◆ WRITTEN REQUEST
Give only the number of lines that include the string "Report".

◆ STORED ROWS
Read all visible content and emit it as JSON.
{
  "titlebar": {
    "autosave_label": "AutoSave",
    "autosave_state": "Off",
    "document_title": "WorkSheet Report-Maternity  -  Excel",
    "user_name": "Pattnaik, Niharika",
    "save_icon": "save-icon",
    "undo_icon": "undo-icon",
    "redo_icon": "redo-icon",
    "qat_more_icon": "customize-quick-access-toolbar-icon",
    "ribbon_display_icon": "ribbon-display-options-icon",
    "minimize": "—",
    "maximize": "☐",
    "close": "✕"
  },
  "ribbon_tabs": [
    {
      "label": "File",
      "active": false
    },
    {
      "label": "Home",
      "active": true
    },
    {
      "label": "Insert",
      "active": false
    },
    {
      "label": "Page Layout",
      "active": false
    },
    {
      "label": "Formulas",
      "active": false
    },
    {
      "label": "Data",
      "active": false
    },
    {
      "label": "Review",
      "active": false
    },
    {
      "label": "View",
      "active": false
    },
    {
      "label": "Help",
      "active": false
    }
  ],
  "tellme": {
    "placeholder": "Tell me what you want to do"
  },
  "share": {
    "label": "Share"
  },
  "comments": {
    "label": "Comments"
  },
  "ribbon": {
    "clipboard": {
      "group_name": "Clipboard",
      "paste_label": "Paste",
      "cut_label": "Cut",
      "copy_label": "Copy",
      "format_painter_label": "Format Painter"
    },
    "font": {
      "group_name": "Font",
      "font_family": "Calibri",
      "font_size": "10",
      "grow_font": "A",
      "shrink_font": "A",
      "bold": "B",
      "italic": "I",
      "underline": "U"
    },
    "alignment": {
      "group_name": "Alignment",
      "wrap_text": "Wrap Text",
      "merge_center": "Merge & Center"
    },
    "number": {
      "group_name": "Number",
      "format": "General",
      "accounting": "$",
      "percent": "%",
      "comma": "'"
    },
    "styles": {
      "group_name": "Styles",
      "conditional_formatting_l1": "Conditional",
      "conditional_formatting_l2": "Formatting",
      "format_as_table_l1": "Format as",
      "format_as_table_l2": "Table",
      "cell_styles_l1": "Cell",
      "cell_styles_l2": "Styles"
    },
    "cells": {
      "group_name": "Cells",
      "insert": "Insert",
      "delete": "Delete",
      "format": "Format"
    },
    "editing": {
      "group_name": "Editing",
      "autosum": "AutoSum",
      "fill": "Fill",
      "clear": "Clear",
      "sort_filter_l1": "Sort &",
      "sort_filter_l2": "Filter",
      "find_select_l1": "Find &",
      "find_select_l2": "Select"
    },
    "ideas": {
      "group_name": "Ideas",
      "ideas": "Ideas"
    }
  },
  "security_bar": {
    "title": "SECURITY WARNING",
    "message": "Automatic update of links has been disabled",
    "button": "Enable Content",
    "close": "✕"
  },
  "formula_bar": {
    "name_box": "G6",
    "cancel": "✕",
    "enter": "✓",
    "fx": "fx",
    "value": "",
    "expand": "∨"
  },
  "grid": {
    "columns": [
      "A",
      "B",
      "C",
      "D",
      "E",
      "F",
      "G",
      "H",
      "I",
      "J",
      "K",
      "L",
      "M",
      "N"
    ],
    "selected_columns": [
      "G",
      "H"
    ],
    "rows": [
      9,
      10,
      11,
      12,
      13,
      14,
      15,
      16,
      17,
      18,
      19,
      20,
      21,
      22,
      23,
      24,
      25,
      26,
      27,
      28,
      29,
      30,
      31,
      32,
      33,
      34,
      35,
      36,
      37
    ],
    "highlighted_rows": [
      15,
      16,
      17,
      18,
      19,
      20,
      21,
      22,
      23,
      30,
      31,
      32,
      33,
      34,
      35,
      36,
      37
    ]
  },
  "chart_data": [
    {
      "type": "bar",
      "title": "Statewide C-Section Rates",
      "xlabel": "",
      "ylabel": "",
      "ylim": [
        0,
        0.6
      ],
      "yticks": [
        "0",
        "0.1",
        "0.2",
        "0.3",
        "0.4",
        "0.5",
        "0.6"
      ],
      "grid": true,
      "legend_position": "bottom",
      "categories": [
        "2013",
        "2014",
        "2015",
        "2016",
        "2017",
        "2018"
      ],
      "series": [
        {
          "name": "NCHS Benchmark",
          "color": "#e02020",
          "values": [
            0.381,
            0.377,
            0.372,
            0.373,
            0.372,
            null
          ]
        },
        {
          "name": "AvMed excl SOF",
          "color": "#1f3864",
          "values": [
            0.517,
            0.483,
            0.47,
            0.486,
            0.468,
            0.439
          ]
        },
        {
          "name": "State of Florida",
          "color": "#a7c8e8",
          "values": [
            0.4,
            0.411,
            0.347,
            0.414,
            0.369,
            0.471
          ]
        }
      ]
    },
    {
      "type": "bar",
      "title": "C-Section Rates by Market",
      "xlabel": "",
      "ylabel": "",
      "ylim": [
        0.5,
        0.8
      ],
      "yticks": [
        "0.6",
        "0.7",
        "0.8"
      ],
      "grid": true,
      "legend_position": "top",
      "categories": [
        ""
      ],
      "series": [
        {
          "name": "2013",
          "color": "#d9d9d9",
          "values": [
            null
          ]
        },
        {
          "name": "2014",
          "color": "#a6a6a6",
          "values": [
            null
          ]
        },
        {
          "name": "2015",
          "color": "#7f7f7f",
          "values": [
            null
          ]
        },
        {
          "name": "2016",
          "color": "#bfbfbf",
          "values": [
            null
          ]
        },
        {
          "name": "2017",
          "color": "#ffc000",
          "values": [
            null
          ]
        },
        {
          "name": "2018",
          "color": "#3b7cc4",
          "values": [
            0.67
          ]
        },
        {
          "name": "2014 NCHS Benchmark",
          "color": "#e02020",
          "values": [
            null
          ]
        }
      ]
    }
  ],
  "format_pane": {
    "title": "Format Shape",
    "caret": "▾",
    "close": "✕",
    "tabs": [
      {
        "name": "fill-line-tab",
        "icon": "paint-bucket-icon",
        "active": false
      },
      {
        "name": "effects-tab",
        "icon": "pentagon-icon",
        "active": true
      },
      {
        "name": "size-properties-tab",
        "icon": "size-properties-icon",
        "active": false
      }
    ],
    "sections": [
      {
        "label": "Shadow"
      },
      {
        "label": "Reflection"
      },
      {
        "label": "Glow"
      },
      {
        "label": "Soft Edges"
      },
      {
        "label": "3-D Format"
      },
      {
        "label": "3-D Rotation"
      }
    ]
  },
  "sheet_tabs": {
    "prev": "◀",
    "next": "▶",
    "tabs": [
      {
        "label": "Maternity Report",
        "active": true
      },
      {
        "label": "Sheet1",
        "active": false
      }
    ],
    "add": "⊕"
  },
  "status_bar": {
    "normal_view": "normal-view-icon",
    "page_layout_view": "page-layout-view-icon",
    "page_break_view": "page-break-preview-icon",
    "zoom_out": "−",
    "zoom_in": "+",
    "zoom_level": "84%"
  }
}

◆ SOLUTION BELOW
2